[Exercise aim]:
Take down each entry exactly as written.

[Rows]:
··········

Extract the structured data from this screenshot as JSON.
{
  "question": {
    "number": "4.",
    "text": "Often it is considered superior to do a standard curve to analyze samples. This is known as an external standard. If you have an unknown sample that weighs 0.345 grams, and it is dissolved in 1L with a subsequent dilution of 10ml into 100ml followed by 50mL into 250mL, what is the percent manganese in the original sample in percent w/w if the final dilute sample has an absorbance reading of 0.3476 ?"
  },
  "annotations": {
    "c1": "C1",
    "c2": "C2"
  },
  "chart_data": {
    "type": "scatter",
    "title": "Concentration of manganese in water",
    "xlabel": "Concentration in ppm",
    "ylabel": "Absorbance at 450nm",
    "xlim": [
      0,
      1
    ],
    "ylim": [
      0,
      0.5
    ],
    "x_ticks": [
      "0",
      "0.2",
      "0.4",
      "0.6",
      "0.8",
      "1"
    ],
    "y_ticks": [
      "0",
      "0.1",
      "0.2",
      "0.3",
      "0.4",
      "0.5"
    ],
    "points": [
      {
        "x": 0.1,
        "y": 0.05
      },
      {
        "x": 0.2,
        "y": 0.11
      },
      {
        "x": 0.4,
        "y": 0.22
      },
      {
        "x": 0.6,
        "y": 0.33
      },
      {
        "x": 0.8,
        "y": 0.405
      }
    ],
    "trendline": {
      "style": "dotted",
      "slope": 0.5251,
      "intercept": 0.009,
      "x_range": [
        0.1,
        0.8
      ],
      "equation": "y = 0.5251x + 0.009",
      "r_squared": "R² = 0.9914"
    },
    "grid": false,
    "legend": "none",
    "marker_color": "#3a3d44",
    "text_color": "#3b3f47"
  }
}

··········

[Result]:
Extract the structured data from this screenshot as JSON.
{
  "question": {
    "number": "4.",
    "text": "Often it is considered superior to do a standard curve to analyze samples. This is known as an external standard. If you have an unknown sample that weighs 0.345 grams, and it is dissolved in 1L with a subsequent dilution of 10ml into 100ml followed by 50mL into 250mL, what is the percent manganese in the original sample in percent w/w if the final dilute sample has an absorbance reading of 0.3476 ?"
  },
  "annotations": {
    "c1": "C1",
    "c2": "C2"
  },
  "chart_data": {
    "type": "scatter",
    "title": "Concentration of manganese in water",
    "xlabel": "Concentration in ppm",
    "ylabel": "Absorbance at 450nm",
    "xlim": [
      0,
      1
    ],
    "ylim": [
      0,
      0.5
    ],
    "x_ticks": [
      "0",
      "0.2",
      "0.4",
      "0.6",
      "0.8",
      "1"
    ],
    "y_ticks": [
      "0",
      "0.1",
      "0.2",
      "0.3",
      "0.4",
      "0.5"
    ],
    "points": [
      {
        "x": 0.1,
        "y": 0.05
      },
      {
        "x": 0.2,
        "y": 0.11
      },
      {
        "x": 0.4,
        "y": 0.22
      },
      {
        "x": 0.6,
        "y": 0.33
      },
      {
        "x": 0.8,
        "y": 0.405
      }
    ],
    "trendline": {
      "style": "dotted",
      "slope": 0.5251,
      "intercept": 0.009,
      "x_range": [
        0.1,
        0.8
      ],
      "equation": "y = 0.5251x + 0.009",
      "r_squared": "R² = 0.9914"
    },
    "grid": false,
    "legend": "none",
    "marker_color": "#3a3d44",
    "text_color": "#3b3f47"
  }
}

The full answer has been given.